- [Your instructions]: Select every line below containing the word "subtitle".

— start of Provided records —

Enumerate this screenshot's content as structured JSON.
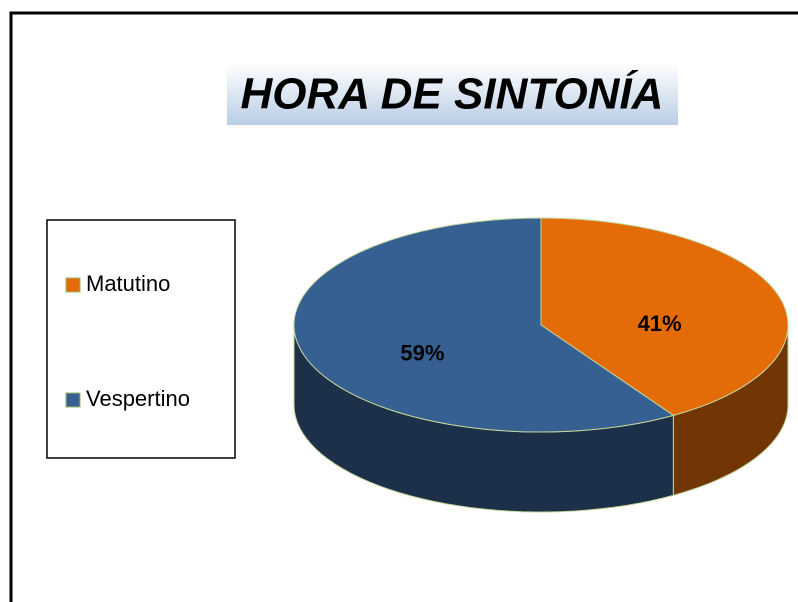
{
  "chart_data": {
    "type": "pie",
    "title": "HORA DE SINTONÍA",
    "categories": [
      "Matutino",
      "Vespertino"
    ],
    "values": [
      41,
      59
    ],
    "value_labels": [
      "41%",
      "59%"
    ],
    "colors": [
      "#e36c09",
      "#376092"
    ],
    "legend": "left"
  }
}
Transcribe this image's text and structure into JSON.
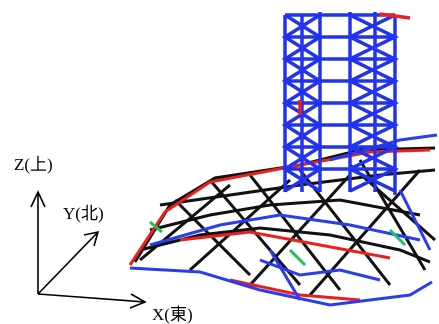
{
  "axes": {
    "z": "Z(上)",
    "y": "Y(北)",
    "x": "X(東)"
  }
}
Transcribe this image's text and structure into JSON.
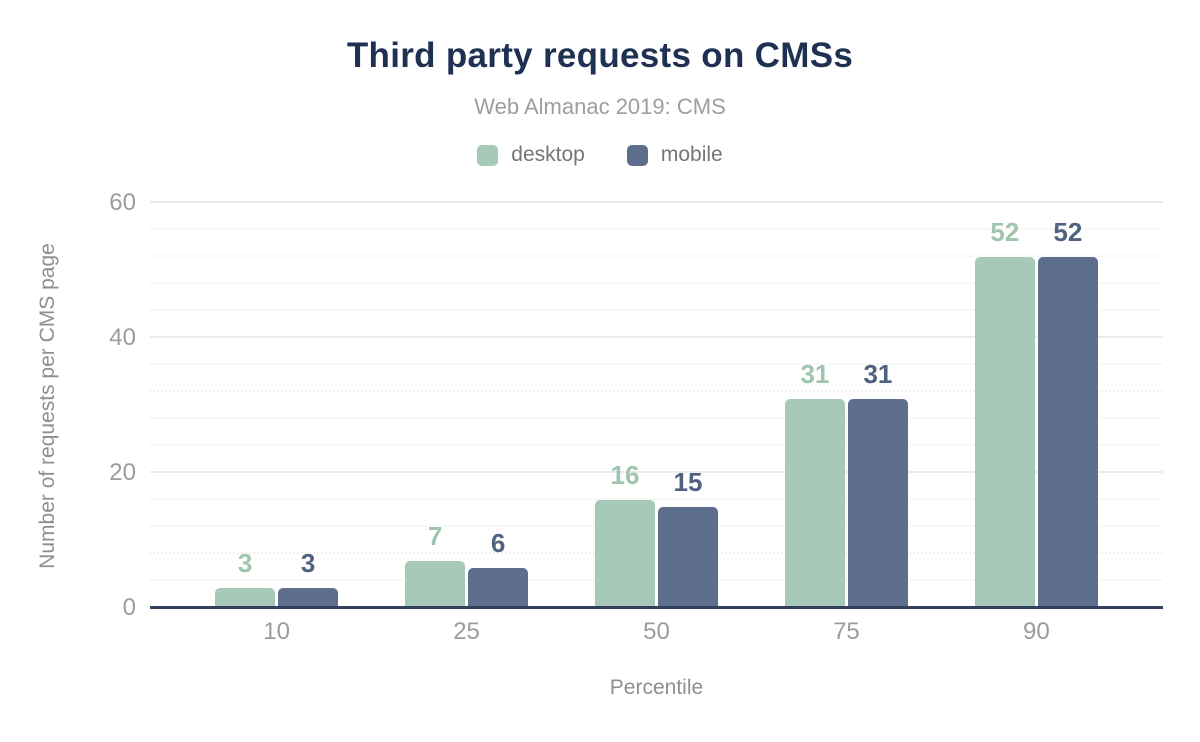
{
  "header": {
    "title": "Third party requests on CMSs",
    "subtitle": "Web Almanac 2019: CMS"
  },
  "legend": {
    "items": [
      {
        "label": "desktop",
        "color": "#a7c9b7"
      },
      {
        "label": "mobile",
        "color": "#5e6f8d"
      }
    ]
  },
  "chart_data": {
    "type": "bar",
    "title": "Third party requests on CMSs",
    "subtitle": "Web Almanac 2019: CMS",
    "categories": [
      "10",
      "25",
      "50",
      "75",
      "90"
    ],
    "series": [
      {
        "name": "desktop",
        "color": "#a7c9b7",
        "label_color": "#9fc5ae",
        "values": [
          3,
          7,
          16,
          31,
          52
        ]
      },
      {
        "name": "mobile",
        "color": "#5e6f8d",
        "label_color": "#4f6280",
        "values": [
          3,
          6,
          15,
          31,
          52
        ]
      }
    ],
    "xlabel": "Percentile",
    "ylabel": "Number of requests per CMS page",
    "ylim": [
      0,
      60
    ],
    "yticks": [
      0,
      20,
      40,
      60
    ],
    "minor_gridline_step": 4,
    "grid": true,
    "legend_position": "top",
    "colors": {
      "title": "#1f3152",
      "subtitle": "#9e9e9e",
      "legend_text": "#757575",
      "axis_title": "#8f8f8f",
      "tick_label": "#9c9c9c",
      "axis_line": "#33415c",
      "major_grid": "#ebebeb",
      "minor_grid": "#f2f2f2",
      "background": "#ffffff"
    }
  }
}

— end of Provided records —

- [Finished task]:
    "subtitle": "Web Almanac 2019: CMS"
    "subtitle": "Web Almanac 2019: CMS",
      "subtitle": "#9e9e9e",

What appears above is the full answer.